## Start Material provided

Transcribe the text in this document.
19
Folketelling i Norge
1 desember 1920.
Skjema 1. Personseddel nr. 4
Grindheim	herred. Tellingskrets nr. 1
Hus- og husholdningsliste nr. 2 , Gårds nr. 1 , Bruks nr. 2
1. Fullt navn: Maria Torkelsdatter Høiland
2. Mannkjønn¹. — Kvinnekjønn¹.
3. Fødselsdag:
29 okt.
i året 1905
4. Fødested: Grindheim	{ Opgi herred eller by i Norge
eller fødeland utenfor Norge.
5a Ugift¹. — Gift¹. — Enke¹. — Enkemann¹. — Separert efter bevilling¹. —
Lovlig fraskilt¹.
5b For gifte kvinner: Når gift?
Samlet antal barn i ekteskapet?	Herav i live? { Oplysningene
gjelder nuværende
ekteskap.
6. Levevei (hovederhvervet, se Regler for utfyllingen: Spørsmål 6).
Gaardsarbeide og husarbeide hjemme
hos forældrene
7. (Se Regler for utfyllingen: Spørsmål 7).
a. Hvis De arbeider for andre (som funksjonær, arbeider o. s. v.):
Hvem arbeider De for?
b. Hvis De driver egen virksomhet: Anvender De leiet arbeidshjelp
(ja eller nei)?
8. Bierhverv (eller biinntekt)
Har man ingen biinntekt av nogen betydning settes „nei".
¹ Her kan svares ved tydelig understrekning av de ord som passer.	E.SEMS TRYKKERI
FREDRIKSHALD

## End Material provided

**Task objective:** Quote each line above in full, word for word.

**Written answer:**
Transcribe the text in this document.
19
Folketelling i Norge
1 desember 1920.
Skjema 1. Personseddel nr. 4
Grindheim	herred. Tellingskrets nr. 1
Hus- og husholdningsliste nr. 2 , Gårds nr. 1 , Bruks nr. 2
1. Fullt navn: Maria Torkelsdatter Høiland
2. Mannkjønn¹. — Kvinnekjønn¹.
3. Fødselsdag:
29 okt.
i året 1905
4. Fødested: Grindheim	{ Opgi herred eller by i Norge
eller fødeland utenfor Norge.
5a Ugift¹. — Gift¹. — Enke¹. — Enkemann¹. — Separert efter bevilling¹. —
Lovlig fraskilt¹.
5b For gifte kvinner: Når gift?
Samlet antal barn i ekteskapet?	Herav i live? { Oplysningene
gjelder nuværende
ekteskap.
6. Levevei (hovederhvervet, se Regler for utfyllingen: Spørsmål 6).
Gaardsarbeide og husarbeide hjemme
hos forældrene
7. (Se Regler for utfyllingen: Spørsmål 7).
a. Hvis De arbeider for andre (som funksjonær, arbeider o. s. v.):
Hvem arbeider De for?
b. Hvis De driver egen virksomhet: Anvender De leiet arbeidshjelp
(ja eller nei)?
8. Bierhverv (eller biinntekt)
Har man ingen biinntekt av nogen betydning settes „nei".
¹ Her kan svares ved tydelig understrekning av de ord som passer.	E.SEMS TRYKKERI
FREDRIKSHALD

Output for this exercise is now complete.